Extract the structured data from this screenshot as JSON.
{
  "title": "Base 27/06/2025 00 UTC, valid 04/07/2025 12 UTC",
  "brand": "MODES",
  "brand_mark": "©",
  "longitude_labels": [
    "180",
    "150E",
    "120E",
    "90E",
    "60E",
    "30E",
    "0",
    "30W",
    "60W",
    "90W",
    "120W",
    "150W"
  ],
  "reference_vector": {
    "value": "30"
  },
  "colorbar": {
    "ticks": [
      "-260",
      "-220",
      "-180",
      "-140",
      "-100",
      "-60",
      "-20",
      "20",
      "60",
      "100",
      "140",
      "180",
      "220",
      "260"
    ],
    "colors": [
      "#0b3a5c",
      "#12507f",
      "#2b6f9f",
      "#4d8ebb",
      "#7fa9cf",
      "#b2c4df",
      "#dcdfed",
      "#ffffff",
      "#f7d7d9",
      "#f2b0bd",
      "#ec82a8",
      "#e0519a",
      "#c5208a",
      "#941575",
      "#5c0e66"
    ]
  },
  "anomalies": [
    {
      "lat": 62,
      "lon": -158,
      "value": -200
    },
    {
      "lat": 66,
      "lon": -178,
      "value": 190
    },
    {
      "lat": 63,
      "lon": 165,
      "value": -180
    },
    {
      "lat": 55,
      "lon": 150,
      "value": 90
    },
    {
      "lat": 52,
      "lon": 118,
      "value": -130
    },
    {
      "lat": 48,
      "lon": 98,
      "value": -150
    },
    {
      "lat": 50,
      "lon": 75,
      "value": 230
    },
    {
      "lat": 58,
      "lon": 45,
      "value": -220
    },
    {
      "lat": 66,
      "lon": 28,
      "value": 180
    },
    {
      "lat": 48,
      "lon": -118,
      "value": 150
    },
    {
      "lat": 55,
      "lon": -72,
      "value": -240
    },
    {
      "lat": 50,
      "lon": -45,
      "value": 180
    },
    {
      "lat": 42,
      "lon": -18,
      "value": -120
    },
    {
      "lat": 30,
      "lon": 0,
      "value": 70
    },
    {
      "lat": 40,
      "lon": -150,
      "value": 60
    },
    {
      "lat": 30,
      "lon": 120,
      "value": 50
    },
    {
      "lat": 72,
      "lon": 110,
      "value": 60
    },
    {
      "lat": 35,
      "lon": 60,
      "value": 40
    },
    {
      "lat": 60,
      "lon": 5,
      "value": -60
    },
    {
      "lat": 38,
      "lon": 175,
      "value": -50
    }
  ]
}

*****

WORK TO BE COMPLETED ::
Your task is to give the records above again, exactly.

EXERCISE OUTPUT ::
Extract the structured data from this screenshot as JSON.
{
  "title": "Base 27/06/2025 00 UTC, valid 04/07/2025 12 UTC",
  "brand": "MODES",
  "brand_mark": "©",
  "longitude_labels": [
    "180",
    "150E",
    "120E",
    "90E",
    "60E",
    "30E",
    "0",
    "30W",
    "60W",
    "90W",
    "120W",
    "150W"
  ],
  "reference_vector": {
    "value": "30"
  },
  "colorbar": {
    "ticks": [
      "-260",
      "-220",
      "-180",
      "-140",
      "-100",
      "-60",
      "-20",
      "20",
      "60",
      "100",
      "140",
      "180",
      "220",
      "260"
    ],
    "colors": [
      "#0b3a5c",
      "#12507f",
      "#2b6f9f",
      "#4d8ebb",
      "#7fa9cf",
      "#b2c4df",
      "#dcdfed",
      "#ffffff",
      "#f7d7d9",
      "#f2b0bd",
      "#ec82a8",
      "#e0519a",
      "#c5208a",
      "#941575",
      "#5c0e66"
    ]
  },
  "anomalies": [
    {
      "lat": 62,
      "lon": -158,
      "value": -200
    },
    {
      "lat": 66,
      "lon": -178,
      "value": 190
    },
    {
      "lat": 63,
      "lon": 165,
      "value": -180
    },
    {
      "lat": 55,
      "lon": 150,
      "value": 90
    },
    {
      "lat": 52,
      "lon": 118,
      "value": -130
    },
    {
      "lat": 48,
      "lon": 98,
      "value": -150
    },
    {
      "lat": 50,
      "lon": 75,
      "value": 230
    },
    {
      "lat": 58,
      "lon": 45,
      "value": -220
    },
    {
      "lat": 66,
      "lon": 28,
      "value": 180
    },
    {
      "lat": 48,
      "lon": -118,
      "value": 150
    },
    {
      "lat": 55,
      "lon": -72,
      "value": -240
    },
    {
      "lat": 50,
      "lon": -45,
      "value": 180
    },
    {
      "lat": 42,
      "lon": -18,
      "value": -120
    },
    {
      "lat": 30,
      "lon": 0,
      "value": 70
    },
    {
      "lat": 40,
      "lon": -150,
      "value": 60
    },
    {
      "lat": 30,
      "lon": 120,
      "value": 50
    },
    {
      "lat": 72,
      "lon": 110,
      "value": 60
    },
    {
      "lat": 35,
      "lon": 60,
      "value": 40
    },
    {
      "lat": 60,
      "lon": 5,
      "value": -60
    },
    {
      "lat": 38,
      "lon": 175,
      "value": -50
    }
  ]
}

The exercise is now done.